**Directions for this task:** According to the text below on Apostle Islands sandscapes, what three factors does forming any sandscape require?

More than mere beaches, sandscapes are a range of features from barren sandbars to dune habitats that support plant and animal communities. Shaped by Lake Superior's ever-changing moods, the sandscapes of the Apostle Islands strike a balance among the forces of nature that alternately build and erode them. As these areas attract more boaters, hikers, picnickers and campers, human disturbance threatens to upset their natural balance. You can help insure the preservation of the area's sandscapes by taking a few minutes to learn about these special places within Apostle Islands National Lakeshore.
How Sandscapes Form
The formation of any sandscape requires three factors: a source of sand, energy to carry the sand, and a calm area where sand can accumulate. In the Apostle Islands, much of the sand comes from bluffs of soft glacial deposits that are easily eroded by wave action. When waves hit the shore at an angle, they lift sand off the bottom and generate longshore currents. These currents carry the lifted sand along the shore until it reaches a protected area where calmer conditions allow sediment to be deposited. Protected areas include bays and the lee side of islands. Not all of the Apostle Islands have sandy shores. Smaller islands, for instance, may not have enough glacial deposits to provide sand. The innermost islands may not be exposed to wave energy sufficient to transport much sand.Some of the Apostle Islands' sandscapes, such as the beach lines found at higher elevations on Oak and Bear Islands, are reminders of times over 8000 years ago when lake levels were much higher than the present level. Others, like the outermost dunes at Presque Isle on Stockton Island, were formed 2000-3000 years ago when lake levels were much lower.
Types of Sandscapes
At least five different types of sandscapes occur on the Apostle Islands: beaches, sandspits, a barrier spit, cuspate forelands, and tombolos. Beaches along bays or coves are the most common of the sandscapes. Perhaps the most familiar is the beach at Quarry Bay on Stockton Island. Sandspits are long, narrow sand deposits that extend outward from the tip of land or at the mouth of a bay. A large sandspit is found on the southern end of Outer Island and a smaller one can be found on the southern end of Cat Island. Long Island is not truly an island, but rather it is our sole representation of a barrier spit. Cuspate forelands are similar to sandspits but are more wedge-shaped, nearly as wide as they are long. Cuspate forelands are found on Raspberry, Michigan, Rocky, Oak, South Twin, Ironwood, Otter, Bear, Stockton, and York Islands. Sand deposits that connect an island to the mainland or two islands to each other are called tombolos. Presque Isle is joined to Stockton Island by a tombolo, formed by sediments deposited from Anderson Bay and Julian Bay. These deposits enclose a lagoon and other wetlands. The isthmuses on Rocky and York islands may also be tombolos.

**Record extracts:**
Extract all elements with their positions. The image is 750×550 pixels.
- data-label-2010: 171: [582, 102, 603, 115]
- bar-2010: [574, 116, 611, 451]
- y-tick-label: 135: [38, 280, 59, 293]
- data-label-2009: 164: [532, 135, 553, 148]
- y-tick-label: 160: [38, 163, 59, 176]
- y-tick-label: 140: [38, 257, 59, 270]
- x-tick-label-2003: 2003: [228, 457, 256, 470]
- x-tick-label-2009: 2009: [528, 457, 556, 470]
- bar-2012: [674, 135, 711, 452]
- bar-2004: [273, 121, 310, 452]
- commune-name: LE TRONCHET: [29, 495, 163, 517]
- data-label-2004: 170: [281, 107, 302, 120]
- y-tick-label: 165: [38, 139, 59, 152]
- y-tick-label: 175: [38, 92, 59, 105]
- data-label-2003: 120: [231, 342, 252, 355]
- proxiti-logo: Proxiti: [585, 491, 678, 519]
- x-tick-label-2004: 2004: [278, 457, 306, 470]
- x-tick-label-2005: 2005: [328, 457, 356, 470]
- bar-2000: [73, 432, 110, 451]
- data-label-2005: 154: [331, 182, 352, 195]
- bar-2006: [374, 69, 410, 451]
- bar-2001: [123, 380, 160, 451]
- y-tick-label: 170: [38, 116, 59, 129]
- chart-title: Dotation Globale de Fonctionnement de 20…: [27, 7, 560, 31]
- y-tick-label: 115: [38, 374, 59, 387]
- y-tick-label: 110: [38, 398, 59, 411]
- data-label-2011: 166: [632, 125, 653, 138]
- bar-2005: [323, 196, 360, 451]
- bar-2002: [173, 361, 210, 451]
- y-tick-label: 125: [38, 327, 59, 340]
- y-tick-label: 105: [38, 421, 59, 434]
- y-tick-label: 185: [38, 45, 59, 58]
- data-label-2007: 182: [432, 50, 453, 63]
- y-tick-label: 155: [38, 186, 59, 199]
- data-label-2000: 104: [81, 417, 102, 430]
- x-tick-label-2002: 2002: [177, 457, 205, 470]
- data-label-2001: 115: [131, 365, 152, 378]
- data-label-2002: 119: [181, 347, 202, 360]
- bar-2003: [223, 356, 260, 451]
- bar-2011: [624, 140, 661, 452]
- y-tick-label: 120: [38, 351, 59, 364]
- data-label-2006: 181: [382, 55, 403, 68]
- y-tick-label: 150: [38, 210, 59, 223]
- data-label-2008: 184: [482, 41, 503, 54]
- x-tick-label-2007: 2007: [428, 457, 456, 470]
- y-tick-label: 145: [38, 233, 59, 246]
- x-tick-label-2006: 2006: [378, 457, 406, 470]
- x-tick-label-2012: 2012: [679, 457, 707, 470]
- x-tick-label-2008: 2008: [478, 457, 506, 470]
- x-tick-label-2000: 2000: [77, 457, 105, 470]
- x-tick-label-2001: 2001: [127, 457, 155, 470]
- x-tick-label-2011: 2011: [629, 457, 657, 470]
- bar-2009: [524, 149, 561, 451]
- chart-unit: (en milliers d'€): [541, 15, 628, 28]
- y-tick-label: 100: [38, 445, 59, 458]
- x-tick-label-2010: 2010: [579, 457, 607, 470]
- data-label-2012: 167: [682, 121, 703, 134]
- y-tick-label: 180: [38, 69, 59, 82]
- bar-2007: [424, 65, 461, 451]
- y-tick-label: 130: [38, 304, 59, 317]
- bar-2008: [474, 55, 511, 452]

**Answer to the exercise:** A source of sand, energy to carry the sand, and a calm area where sand can accumulate.